## AIM OF THE EXERCISE
Count how many lines hold the string "odor", and give only that number.

## RECORDS PROVIDED

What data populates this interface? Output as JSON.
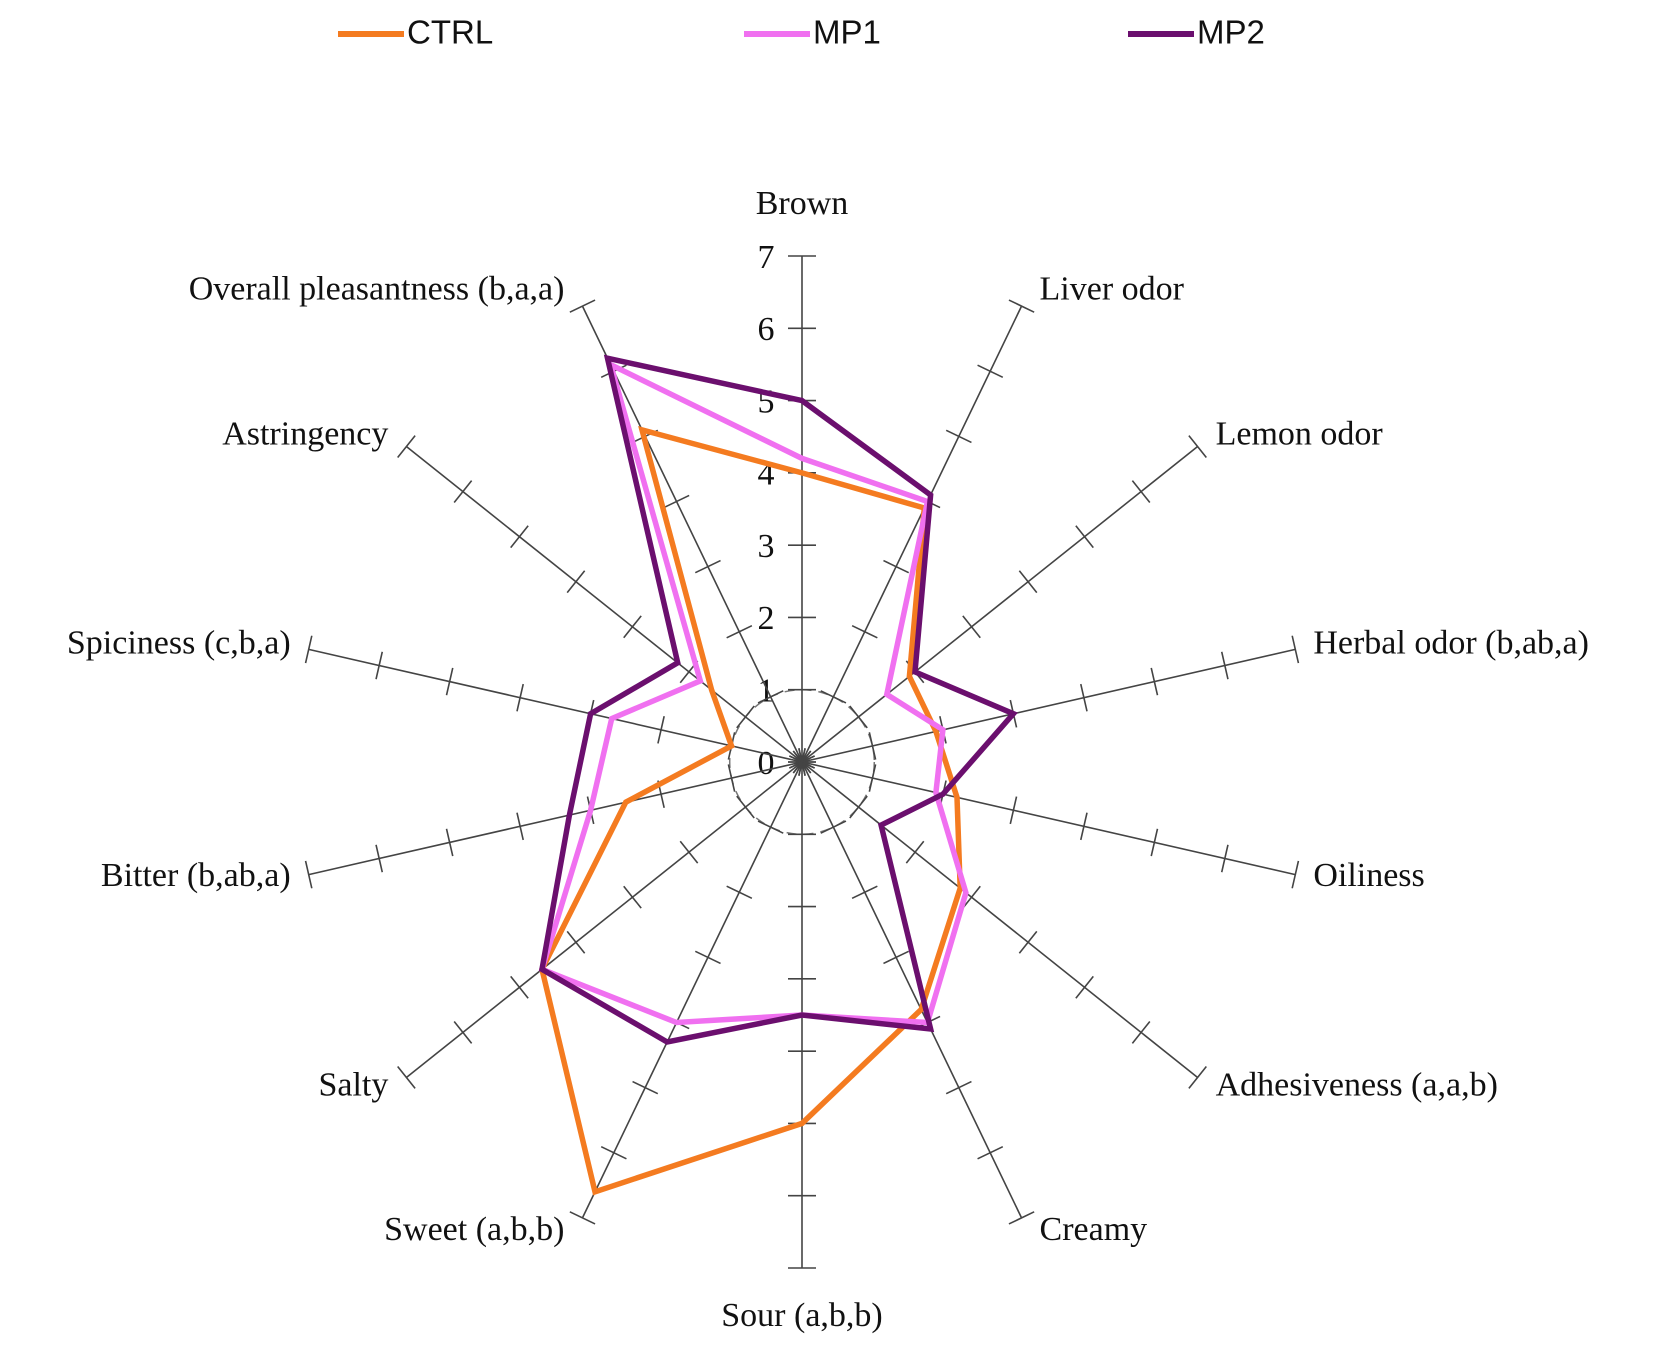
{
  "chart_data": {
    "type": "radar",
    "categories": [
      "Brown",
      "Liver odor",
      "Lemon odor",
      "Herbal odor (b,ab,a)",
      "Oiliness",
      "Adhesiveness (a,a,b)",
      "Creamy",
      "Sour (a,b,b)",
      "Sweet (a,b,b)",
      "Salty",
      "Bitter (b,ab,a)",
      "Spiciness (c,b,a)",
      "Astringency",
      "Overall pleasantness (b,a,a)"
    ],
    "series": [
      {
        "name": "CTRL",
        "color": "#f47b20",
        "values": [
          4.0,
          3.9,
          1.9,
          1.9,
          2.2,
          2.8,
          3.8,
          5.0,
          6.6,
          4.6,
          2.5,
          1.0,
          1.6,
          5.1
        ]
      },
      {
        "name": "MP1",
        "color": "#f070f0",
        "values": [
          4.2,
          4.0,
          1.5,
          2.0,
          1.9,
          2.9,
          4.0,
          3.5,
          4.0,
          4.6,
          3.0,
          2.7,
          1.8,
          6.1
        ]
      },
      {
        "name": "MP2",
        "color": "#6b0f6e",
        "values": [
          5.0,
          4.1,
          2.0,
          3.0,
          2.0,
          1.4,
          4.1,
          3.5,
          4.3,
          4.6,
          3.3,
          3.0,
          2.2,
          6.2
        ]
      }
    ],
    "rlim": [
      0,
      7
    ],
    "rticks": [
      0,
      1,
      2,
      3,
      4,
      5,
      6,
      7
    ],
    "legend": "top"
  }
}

## ANSWER TO THE TASK
3